— TASK DATA —
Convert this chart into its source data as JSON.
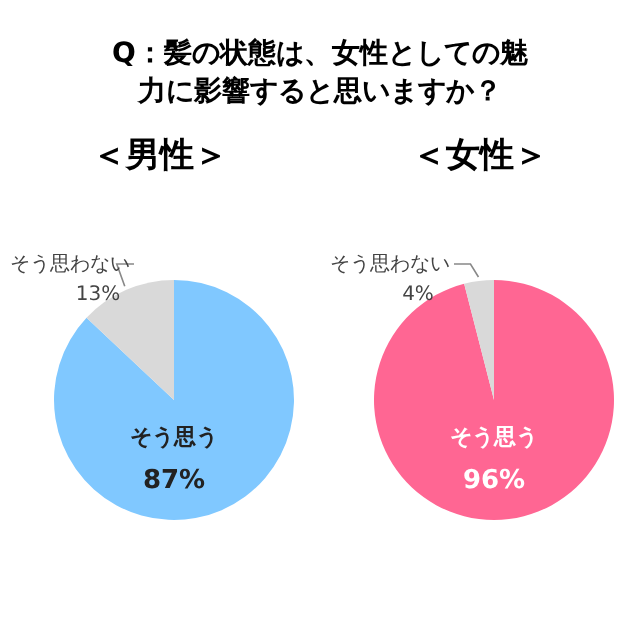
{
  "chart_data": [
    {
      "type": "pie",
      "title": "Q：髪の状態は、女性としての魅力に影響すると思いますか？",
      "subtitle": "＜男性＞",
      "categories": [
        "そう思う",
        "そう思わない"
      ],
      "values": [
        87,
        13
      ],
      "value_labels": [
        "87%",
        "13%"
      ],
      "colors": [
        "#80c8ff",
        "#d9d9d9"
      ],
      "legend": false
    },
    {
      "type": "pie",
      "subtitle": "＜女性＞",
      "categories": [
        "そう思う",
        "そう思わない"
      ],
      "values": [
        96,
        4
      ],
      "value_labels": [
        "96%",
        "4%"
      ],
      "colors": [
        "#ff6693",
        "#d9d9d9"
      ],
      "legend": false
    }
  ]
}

---

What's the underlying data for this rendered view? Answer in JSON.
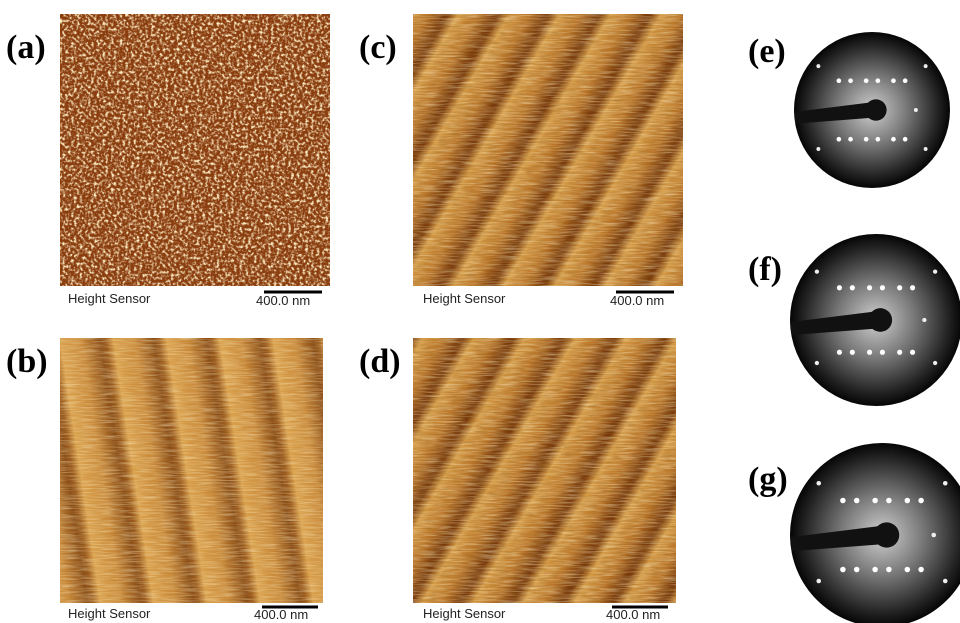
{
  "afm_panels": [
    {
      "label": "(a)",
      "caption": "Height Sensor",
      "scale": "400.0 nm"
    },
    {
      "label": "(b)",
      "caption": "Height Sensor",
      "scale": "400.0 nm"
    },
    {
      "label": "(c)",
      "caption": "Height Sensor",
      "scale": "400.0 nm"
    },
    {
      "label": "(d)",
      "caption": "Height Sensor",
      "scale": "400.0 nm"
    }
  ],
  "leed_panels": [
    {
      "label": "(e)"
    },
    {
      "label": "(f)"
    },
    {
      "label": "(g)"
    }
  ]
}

— GIVEN INSTRUCTION —
Scan the entries above. Copy each line that has the string "this".

— EXERCISE RESPONSE —
Convert this chart into its source data as JSON.
What's the underlying data for this rendered view? Answer in JSON.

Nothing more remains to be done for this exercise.